WHAT YOU ARE ASKED TO DO: Write out every single entry exactly.
── EXERCISE INPUTS ──
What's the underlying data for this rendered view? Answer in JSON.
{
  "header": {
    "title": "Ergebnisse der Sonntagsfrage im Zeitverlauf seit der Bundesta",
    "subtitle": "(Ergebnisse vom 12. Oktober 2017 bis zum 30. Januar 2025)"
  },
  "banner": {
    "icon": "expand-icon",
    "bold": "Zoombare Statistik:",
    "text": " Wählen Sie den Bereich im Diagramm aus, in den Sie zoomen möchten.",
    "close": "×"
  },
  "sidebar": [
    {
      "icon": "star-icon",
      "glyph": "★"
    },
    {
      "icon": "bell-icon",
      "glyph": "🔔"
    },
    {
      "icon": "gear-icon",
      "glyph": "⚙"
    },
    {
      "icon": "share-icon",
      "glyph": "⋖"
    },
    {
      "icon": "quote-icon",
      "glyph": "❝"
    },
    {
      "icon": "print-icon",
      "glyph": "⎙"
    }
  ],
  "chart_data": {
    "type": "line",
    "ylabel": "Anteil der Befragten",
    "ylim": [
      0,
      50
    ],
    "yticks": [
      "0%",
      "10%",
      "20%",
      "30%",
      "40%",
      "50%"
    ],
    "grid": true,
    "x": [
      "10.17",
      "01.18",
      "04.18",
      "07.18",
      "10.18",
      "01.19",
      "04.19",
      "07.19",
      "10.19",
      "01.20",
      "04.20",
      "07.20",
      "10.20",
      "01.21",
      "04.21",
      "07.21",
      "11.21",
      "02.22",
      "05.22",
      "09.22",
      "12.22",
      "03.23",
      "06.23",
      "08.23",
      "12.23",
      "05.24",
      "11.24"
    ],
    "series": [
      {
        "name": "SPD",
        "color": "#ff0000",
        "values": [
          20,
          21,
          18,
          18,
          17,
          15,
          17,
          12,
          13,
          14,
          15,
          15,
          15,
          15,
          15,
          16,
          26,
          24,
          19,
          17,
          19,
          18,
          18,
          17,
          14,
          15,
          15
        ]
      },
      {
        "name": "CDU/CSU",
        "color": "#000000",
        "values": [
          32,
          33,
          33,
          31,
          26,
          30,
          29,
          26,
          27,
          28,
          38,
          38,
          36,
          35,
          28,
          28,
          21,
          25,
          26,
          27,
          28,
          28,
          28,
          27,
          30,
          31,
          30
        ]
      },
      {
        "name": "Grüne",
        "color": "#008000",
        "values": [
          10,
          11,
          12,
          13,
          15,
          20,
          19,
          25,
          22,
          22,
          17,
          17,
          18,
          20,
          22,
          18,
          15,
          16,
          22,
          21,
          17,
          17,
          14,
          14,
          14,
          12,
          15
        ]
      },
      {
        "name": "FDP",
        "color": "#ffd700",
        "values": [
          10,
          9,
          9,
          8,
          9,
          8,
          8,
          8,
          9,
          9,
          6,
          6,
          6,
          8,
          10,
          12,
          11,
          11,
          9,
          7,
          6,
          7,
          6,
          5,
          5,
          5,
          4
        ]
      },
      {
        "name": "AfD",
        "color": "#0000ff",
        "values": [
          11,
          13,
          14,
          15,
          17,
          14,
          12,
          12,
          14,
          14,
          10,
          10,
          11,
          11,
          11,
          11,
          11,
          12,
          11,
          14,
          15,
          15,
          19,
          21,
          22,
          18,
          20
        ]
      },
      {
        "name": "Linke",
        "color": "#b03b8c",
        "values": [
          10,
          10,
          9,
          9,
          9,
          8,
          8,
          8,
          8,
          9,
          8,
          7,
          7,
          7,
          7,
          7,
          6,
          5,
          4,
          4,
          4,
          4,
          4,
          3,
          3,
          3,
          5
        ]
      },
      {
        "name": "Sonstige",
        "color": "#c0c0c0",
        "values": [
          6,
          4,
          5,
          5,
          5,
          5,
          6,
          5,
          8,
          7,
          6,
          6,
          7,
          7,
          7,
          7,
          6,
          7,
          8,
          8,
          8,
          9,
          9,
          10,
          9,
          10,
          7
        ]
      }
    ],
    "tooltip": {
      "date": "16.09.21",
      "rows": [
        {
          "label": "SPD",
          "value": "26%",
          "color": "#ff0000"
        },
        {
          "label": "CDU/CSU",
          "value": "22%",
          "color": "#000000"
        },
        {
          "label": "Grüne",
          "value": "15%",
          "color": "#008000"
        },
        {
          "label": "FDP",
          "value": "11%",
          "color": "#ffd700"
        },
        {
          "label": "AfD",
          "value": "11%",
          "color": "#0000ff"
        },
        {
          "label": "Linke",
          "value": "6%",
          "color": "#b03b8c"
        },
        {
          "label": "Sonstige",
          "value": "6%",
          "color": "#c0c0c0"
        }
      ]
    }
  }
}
───
FINAL RESULT:
What's the underlying data for this rendered view? Answer in JSON.
{
  "header": {
    "title": "Ergebnisse der Sonntagsfrage im Zeitverlauf seit der Bundesta",
    "subtitle": "(Ergebnisse vom 12. Oktober 2017 bis zum 30. Januar 2025)"
  },
  "banner": {
    "icon": "expand-icon",
    "bold": "Zoombare Statistik:",
    "text": " Wählen Sie den Bereich im Diagramm aus, in den Sie zoomen möchten.",
    "close": "×"
  },
  "sidebar": [
    {
      "icon": "star-icon",
      "glyph": "★"
    },
    {
      "icon": "bell-icon",
      "glyph": "🔔"
    },
    {
      "icon": "gear-icon",
      "glyph": "⚙"
    },
    {
      "icon": "share-icon",
      "glyph": "⋖"
    },
    {
      "icon": "quote-icon",
      "glyph": "❝"
    },
    {
      "icon": "print-icon",
      "glyph": "⎙"
    }
  ],
  "chart_data": {
    "type": "line",
    "ylabel": "Anteil der Befragten",
    "ylim": [
      0,
      50
    ],
    "yticks": [
      "0%",
      "10%",
      "20%",
      "30%",
      "40%",
      "50%"
    ],
    "grid": true,
    "x": [
      "10.17",
      "01.18",
      "04.18",
      "07.18",
      "10.18",
      "01.19",
      "04.19",
      "07.19",
      "10.19",
      "01.20",
      "04.20",
      "07.20",
      "10.20",
      "01.21",
      "04.21",
      "07.21",
      "11.21",
      "02.22",
      "05.22",
      "09.22",
      "12.22",
      "03.23",
      "06.23",
      "08.23",
      "12.23",
      "05.24",
      "11.24"
    ],
    "series": [
      {
        "name": "SPD",
        "color": "#ff0000",
        "values": [
          20,
          21,
          18,
          18,
          17,
          15,
          17,
          12,
          13,
          14,
          15,
          15,
          15,
          15,
          15,
          16,
          26,
          24,
          19,
          17,
          19,
          18,
          18,
          17,
          14,
          15,
          15
        ]
      },
      {
        "name": "CDU/CSU",
        "color": "#000000",
        "values": [
          32,
          33,
          33,
          31,
          26,
          30,
          29,
          26,
          27,
          28,
          38,
          38,
          36,
          35,
          28,
          28,
          21,
          25,
          26,
          27,
          28,
          28,
          28,
          27,
          30,
          31,
          30
        ]
      },
      {
        "name": "Grüne",
        "color": "#008000",
        "values": [
          10,
          11,
          12,
          13,
          15,
          20,
          19,
          25,
          22,
          22,
          17,
          17,
          18,
          20,
          22,
          18,
          15,
          16,
          22,
          21,
          17,
          17,
          14,
          14,
          14,
          12,
          15
        ]
      },
      {
        "name": "FDP",
        "color": "#ffd700",
        "values": [
          10,
          9,
          9,
          8,
          9,
          8,
          8,
          8,
          9,
          9,
          6,
          6,
          6,
          8,
          10,
          12,
          11,
          11,
          9,
          7,
          6,
          7,
          6,
          5,
          5,
          5,
          4
        ]
      },
      {
        "name": "AfD",
        "color": "#0000ff",
        "values": [
          11,
          13,
          14,
          15,
          17,
          14,
          12,
          12,
          14,
          14,
          10,
          10,
          11,
          11,
          11,
          11,
          11,
          12,
          11,
          14,
          15,
          15,
          19,
          21,
          22,
          18,
          20
        ]
      },
      {
        "name": "Linke",
        "color": "#b03b8c",
        "values": [
          10,
          10,
          9,
          9,
          9,
          8,
          8,
          8,
          8,
          9,
          8,
          7,
          7,
          7,
          7,
          7,
          6,
          5,
          4,
          4,
          4,
          4,
          4,
          3,
          3,
          3,
          5
        ]
      },
      {
        "name": "Sonstige",
        "color": "#c0c0c0",
        "values": [
          6,
          4,
          5,
          5,
          5,
          5,
          6,
          5,
          8,
          7,
          6,
          6,
          7,
          7,
          7,
          7,
          6,
          7,
          8,
          8,
          8,
          9,
          9,
          10,
          9,
          10,
          7
        ]
      }
    ],
    "tooltip": {
      "date": "16.09.21",
      "rows": [
        {
          "label": "SPD",
          "value": "26%",
          "color": "#ff0000"
        },
        {
          "label": "CDU/CSU",
          "value": "22%",
          "color": "#000000"
        },
        {
          "label": "Grüne",
          "value": "15%",
          "color": "#008000"
        },
        {
          "label": "FDP",
          "value": "11%",
          "color": "#ffd700"
        },
        {
          "label": "AfD",
          "value": "11%",
          "color": "#0000ff"
        },
        {
          "label": "Linke",
          "value": "6%",
          "color": "#b03b8c"
        },
        {
          "label": "Sonstige",
          "value": "6%",
          "color": "#c0c0c0"
        }
      ]
    }
  }
}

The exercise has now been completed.